● YOUR INSTRUCTIONS
Copy word for word the part of the currency conversion passage below that starts with "A pet peeve" and ends with "on larger trades.".

━━━ EXCERPT TO READ ━━━

A pet peeve of mine is the fee that discount brokers charge for currency conversion, some as high as 2.5% each direction. This fee creates an additional drag on investment returns, especially on larger trades.
For example, say I wanted to purchase $10,000 worth of Walmart stock with Canadian dollars. If I did a straight purchase with Canadian dollars with my Questrade account, the fee (on top of the spot rate and commission) would be 1.99% or $199. The shares would need to increase by almost 2% just to break even on the trade. To look at it another way, the $199 is almost enough to purchase three additional shares. There has got to be a better way right? Keep reading!
I stumbled across a thread on Canadian Money Forum (and Canadian Capitalist) that discussed a relatively easy and low risk method of saving money on currency conversions. Curious? It’s through using Horizons DLR and DLR.U ETFs.

━━━ ITEMS ━━━

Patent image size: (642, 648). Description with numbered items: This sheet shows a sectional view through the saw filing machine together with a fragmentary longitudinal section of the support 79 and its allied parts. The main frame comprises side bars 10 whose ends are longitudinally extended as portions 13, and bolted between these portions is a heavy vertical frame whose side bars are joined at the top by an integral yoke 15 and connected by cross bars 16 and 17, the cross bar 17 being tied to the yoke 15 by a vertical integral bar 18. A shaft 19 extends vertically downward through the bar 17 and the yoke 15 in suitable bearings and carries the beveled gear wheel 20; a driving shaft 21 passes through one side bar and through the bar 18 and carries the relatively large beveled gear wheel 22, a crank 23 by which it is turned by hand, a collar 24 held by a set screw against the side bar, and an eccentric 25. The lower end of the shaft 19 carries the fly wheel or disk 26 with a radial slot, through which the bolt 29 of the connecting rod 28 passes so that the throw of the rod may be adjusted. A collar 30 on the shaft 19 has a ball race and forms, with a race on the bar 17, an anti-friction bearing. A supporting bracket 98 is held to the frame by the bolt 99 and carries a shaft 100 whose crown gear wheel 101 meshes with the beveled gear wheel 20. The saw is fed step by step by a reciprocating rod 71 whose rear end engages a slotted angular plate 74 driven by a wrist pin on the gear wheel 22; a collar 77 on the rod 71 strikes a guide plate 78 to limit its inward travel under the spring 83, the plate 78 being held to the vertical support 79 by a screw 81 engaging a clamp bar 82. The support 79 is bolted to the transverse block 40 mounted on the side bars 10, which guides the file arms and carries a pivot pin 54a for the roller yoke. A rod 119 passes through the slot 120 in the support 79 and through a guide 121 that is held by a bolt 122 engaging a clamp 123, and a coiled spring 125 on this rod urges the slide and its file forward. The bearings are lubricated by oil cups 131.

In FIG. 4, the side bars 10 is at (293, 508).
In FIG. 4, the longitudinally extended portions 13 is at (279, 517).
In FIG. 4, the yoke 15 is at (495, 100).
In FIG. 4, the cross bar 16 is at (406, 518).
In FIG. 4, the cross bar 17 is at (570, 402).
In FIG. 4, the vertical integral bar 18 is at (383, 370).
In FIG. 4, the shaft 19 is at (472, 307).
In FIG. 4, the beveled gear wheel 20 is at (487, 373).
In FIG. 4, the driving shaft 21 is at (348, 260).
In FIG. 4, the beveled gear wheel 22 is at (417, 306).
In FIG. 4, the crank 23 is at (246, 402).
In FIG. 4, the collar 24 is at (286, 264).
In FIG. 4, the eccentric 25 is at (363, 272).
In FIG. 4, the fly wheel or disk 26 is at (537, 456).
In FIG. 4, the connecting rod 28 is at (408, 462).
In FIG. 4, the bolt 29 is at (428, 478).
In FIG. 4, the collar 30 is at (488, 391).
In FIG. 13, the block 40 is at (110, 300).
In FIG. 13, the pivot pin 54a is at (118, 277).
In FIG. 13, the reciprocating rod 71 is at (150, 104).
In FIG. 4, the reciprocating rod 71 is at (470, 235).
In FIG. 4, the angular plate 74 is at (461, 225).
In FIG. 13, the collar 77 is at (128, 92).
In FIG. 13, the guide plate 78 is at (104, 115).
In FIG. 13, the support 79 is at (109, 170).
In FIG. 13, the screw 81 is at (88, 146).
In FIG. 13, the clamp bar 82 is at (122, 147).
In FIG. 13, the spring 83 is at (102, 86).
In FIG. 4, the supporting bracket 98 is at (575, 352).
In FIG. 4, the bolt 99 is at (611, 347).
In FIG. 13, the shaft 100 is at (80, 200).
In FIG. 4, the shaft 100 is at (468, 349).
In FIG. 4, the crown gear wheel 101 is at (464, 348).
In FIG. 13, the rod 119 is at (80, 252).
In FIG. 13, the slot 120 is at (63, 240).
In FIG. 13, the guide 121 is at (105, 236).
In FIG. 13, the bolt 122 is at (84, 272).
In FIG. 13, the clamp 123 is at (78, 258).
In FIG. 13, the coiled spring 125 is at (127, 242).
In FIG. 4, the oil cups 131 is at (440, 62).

━━━

● REPLY
A pet peeve of mine is the fee that discount brokers charge for currency conversion, some as high as 2.5% each direction. This fee creates an additional drag on investment returns, especially on larger trades.